### EXERCISE INPUT

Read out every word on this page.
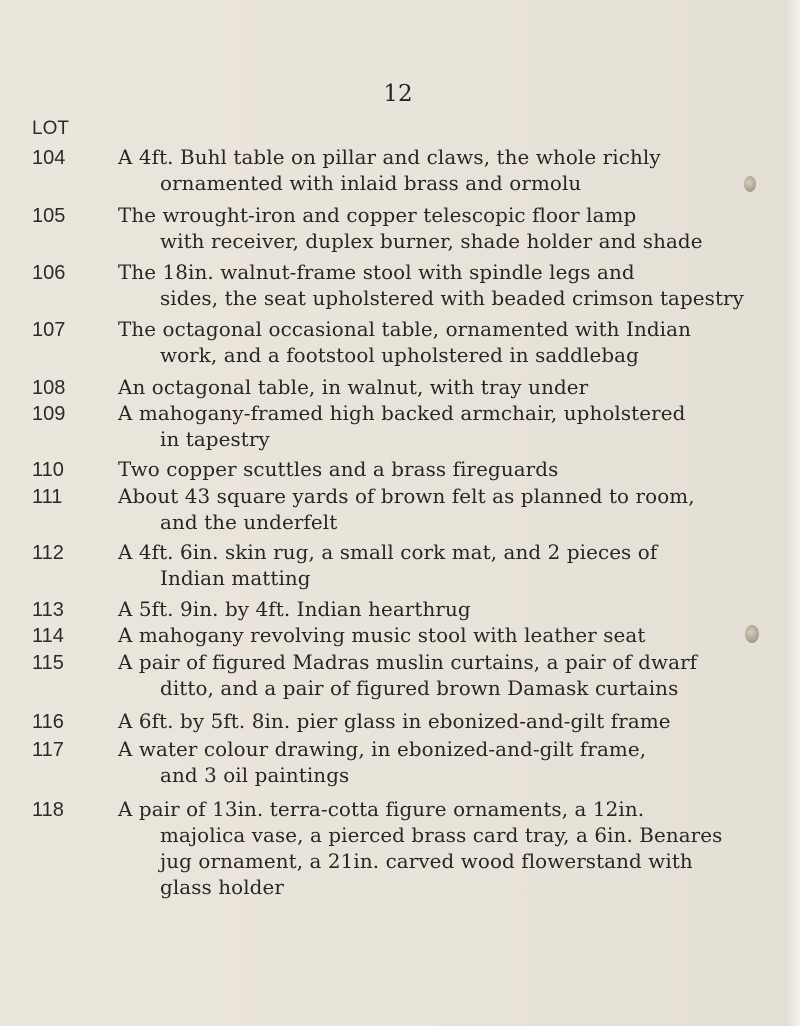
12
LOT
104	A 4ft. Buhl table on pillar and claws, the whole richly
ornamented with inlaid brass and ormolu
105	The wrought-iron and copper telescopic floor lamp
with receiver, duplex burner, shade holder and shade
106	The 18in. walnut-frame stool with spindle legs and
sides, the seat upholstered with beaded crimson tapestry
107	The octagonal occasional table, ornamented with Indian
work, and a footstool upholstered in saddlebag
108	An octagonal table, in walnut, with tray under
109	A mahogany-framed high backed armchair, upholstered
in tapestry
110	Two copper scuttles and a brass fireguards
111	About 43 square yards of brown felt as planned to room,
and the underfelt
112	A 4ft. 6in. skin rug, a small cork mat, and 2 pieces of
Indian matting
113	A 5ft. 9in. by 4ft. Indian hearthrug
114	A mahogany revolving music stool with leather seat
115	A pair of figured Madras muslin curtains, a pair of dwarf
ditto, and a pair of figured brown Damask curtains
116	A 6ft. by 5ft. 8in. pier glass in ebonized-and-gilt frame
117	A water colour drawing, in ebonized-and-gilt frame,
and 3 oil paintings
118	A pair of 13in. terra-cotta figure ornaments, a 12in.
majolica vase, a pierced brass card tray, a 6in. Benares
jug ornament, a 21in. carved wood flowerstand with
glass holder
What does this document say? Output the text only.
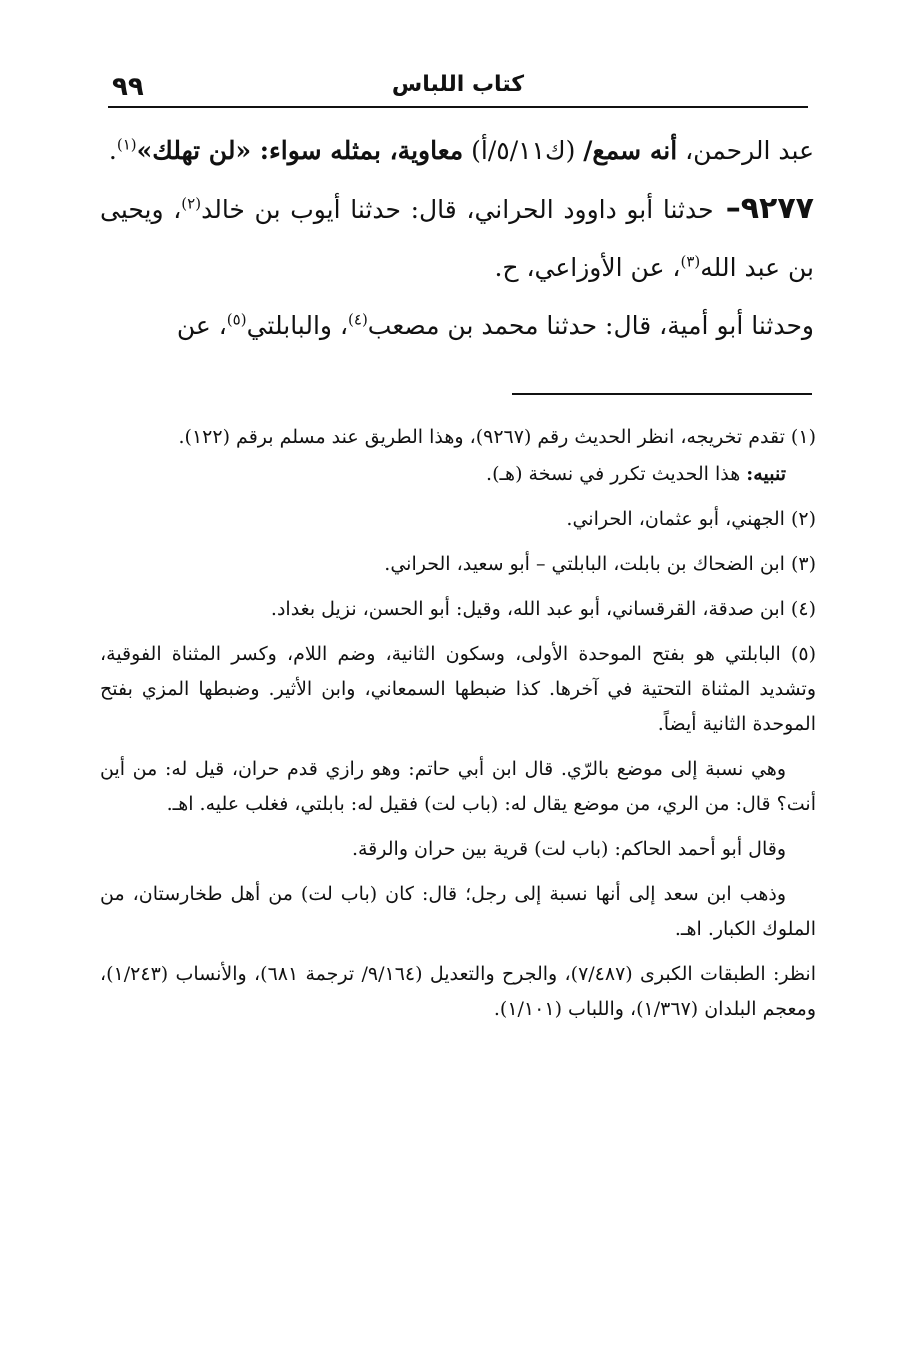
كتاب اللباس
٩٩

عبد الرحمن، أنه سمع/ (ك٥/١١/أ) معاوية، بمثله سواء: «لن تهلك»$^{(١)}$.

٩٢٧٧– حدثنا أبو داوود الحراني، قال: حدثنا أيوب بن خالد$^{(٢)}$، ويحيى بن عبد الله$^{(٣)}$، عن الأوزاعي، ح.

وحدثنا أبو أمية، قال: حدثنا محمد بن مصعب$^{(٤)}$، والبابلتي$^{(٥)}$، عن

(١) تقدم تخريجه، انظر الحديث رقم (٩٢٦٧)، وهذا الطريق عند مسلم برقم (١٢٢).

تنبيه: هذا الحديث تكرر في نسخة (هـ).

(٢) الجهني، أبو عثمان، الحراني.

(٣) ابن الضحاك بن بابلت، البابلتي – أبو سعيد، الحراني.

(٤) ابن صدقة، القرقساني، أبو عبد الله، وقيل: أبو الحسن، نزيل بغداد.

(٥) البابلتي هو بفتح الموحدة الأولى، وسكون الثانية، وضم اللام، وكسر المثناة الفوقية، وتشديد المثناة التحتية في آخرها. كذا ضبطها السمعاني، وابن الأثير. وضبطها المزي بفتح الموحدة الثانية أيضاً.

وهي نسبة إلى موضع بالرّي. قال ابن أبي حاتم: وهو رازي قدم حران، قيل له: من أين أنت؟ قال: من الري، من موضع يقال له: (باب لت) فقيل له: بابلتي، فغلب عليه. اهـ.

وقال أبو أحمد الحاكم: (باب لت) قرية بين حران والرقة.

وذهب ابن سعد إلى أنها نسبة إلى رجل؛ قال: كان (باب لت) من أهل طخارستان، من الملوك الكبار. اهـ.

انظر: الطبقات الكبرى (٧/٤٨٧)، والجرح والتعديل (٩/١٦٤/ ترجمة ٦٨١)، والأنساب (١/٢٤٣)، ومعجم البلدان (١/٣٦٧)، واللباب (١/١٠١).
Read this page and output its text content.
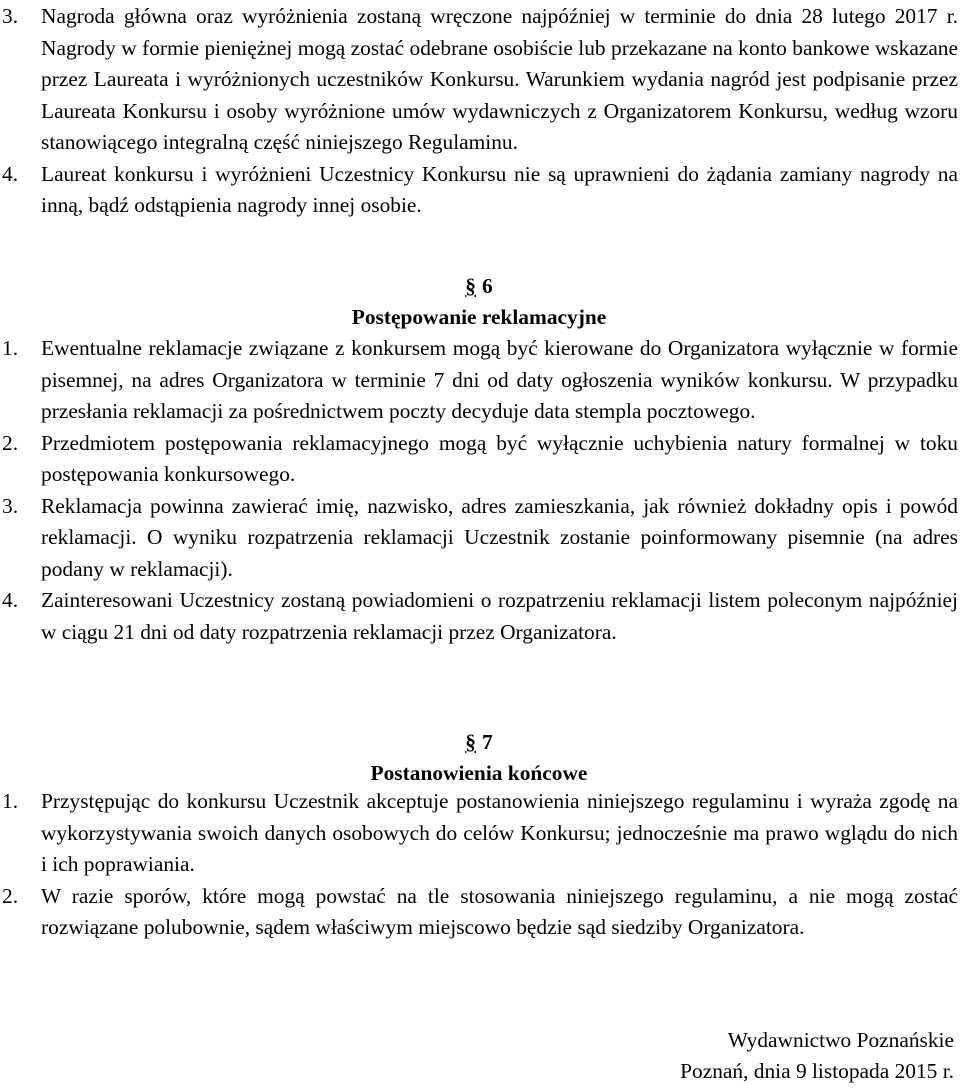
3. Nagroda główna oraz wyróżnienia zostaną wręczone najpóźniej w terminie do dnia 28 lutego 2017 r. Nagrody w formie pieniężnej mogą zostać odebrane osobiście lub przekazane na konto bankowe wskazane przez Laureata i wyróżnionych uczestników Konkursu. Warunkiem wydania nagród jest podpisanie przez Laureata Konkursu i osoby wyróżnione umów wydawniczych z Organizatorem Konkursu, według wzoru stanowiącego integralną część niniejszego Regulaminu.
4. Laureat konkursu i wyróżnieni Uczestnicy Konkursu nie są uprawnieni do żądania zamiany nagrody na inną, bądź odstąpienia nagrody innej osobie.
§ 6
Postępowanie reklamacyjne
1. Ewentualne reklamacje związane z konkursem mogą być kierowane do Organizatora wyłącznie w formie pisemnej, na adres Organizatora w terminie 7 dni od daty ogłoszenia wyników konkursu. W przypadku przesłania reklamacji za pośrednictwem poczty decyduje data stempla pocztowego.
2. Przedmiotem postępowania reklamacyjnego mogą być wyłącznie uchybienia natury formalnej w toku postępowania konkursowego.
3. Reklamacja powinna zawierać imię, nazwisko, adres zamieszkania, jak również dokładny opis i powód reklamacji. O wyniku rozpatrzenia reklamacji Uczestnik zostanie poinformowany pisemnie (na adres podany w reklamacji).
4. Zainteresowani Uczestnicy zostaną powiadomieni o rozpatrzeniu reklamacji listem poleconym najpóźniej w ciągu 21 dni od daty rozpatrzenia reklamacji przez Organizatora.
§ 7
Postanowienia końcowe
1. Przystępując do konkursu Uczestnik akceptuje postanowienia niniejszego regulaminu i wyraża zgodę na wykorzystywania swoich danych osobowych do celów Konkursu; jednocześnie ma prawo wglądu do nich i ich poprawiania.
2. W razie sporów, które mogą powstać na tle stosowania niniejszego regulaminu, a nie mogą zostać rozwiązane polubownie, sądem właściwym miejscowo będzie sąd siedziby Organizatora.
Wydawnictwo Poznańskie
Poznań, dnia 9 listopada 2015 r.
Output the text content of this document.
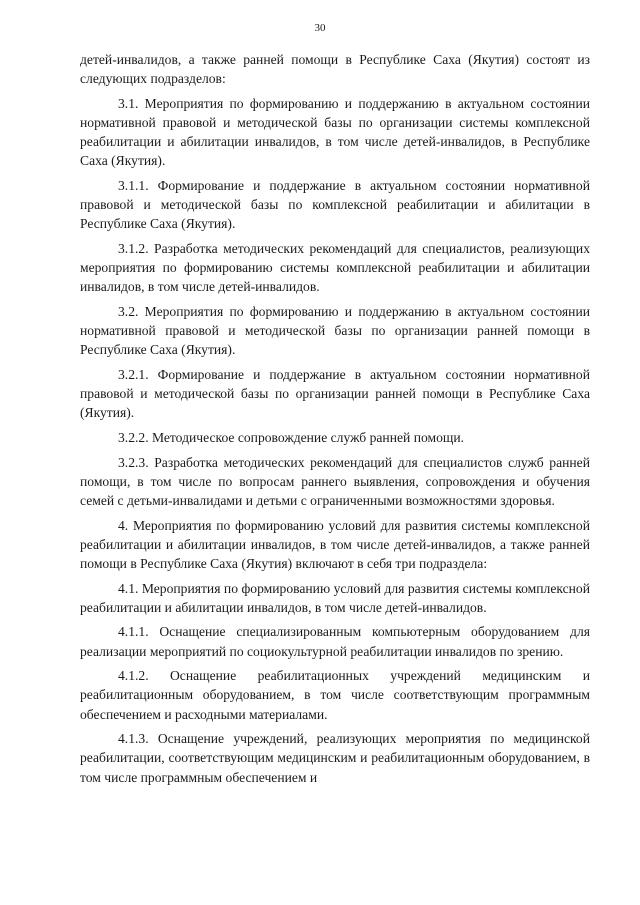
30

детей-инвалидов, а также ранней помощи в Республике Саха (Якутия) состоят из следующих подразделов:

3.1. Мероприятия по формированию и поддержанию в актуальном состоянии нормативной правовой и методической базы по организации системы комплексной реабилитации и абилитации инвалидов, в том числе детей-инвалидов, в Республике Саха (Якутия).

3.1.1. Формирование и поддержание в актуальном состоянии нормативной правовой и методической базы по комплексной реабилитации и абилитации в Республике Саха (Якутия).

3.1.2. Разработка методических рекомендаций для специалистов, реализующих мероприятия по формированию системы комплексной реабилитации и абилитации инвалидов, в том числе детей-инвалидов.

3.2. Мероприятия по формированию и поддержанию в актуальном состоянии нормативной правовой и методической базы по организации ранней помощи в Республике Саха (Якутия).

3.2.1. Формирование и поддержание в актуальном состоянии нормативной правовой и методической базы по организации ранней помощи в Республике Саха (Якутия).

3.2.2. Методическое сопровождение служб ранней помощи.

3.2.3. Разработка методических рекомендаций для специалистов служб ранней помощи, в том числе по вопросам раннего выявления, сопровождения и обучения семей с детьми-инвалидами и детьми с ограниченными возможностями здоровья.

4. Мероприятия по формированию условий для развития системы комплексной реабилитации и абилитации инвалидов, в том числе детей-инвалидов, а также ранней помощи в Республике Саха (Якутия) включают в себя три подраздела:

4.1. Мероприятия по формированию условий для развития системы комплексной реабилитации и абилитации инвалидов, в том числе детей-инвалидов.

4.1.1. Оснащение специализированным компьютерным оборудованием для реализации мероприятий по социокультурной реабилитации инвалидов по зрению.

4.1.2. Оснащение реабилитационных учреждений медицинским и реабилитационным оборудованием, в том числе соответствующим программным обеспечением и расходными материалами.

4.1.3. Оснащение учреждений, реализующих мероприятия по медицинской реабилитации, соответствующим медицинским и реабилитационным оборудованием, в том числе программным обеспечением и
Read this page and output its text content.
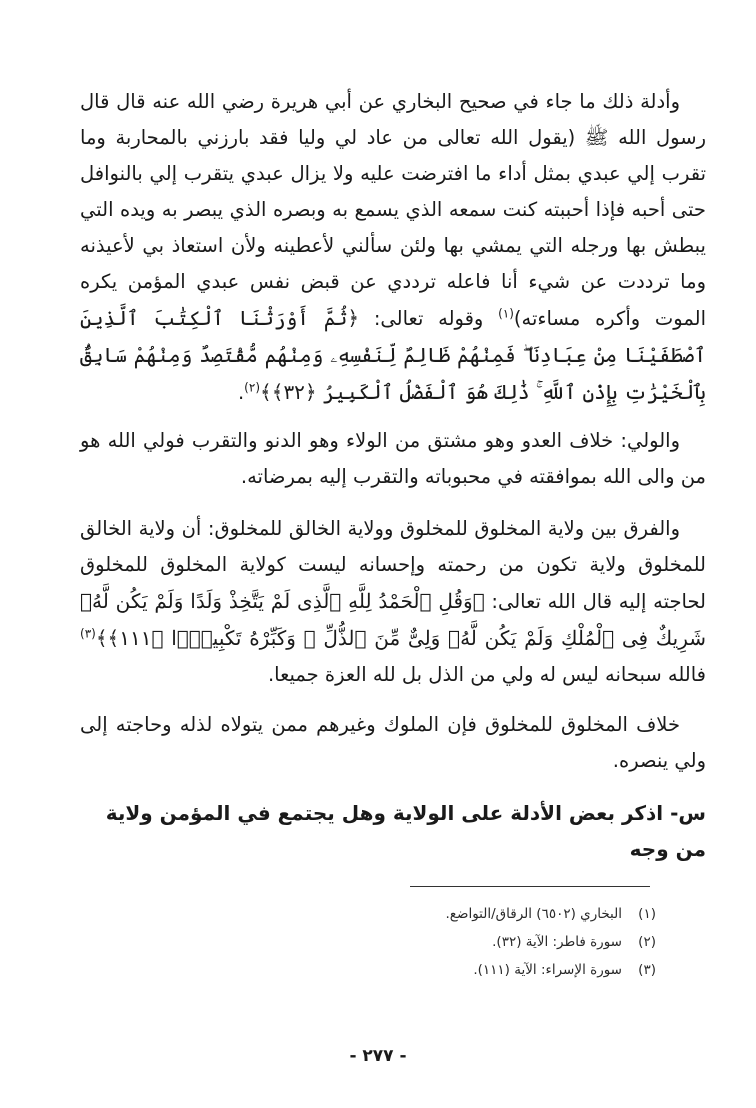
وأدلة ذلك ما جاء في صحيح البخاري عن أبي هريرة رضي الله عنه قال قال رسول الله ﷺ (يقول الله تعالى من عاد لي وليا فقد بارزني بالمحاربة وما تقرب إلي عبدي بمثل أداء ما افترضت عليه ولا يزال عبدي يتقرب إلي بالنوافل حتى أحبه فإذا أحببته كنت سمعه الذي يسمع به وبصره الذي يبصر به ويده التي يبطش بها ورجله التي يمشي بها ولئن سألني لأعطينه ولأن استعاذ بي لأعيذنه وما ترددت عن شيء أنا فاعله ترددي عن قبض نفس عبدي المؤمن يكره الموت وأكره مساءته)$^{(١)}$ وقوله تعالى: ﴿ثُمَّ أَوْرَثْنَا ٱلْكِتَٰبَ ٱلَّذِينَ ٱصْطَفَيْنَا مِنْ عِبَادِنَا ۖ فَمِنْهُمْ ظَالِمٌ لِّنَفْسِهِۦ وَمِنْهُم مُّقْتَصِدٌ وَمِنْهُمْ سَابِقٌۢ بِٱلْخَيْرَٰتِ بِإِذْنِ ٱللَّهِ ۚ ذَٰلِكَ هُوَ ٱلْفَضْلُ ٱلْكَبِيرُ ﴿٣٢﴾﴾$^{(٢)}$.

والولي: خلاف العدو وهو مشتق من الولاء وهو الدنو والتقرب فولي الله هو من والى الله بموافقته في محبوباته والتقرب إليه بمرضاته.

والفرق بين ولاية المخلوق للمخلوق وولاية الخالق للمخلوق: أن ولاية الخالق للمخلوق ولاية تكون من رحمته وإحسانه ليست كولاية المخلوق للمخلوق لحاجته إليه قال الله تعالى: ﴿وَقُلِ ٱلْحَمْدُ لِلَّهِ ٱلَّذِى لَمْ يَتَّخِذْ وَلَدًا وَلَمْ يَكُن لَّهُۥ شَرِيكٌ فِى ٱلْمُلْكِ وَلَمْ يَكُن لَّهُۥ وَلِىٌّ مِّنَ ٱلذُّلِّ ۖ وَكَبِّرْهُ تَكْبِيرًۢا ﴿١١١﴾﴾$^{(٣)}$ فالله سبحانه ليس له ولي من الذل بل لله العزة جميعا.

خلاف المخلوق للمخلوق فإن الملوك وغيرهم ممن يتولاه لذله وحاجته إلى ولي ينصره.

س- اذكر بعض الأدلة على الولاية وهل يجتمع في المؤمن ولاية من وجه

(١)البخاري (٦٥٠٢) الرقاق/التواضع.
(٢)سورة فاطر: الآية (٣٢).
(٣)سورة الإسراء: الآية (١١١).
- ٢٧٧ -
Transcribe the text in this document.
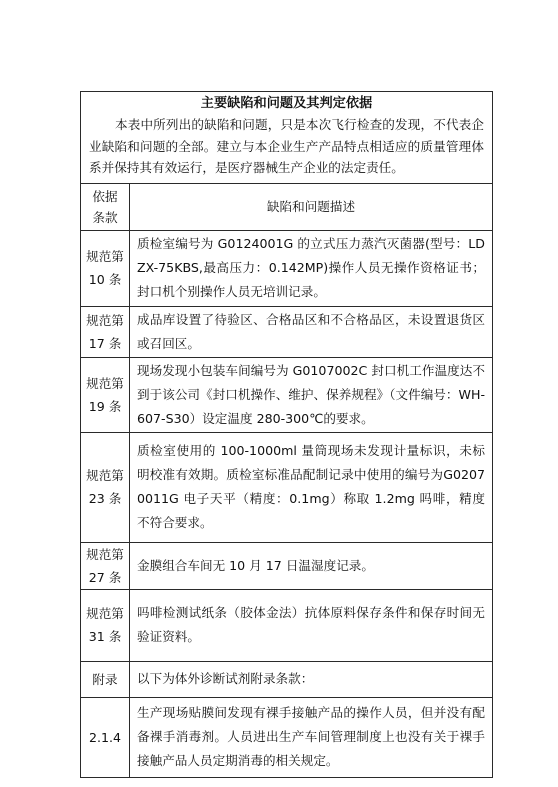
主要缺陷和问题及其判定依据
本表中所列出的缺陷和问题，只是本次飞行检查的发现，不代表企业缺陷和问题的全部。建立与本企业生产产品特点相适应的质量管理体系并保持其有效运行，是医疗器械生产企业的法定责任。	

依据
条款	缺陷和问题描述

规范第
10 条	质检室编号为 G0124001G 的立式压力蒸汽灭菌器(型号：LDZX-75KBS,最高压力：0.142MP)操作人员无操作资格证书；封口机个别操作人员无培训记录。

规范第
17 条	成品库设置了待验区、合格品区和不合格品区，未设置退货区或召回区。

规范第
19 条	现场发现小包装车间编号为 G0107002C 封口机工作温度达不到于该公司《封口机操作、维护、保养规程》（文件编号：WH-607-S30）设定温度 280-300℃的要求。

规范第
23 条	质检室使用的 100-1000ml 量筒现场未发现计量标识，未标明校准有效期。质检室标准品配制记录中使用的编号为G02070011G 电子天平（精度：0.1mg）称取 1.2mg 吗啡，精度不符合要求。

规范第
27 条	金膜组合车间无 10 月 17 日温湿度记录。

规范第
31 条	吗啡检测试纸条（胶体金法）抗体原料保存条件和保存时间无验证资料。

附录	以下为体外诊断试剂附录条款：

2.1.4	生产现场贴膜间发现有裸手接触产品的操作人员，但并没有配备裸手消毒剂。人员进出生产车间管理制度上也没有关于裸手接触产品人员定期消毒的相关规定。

### WHAT IS REQUIRED
Locate each line containing the string "mahogany" and show it.

### FULL ANSWER
109	A mahogany-framed high backed armchair, upholstered
114	A mahogany revolving music stool with leather seat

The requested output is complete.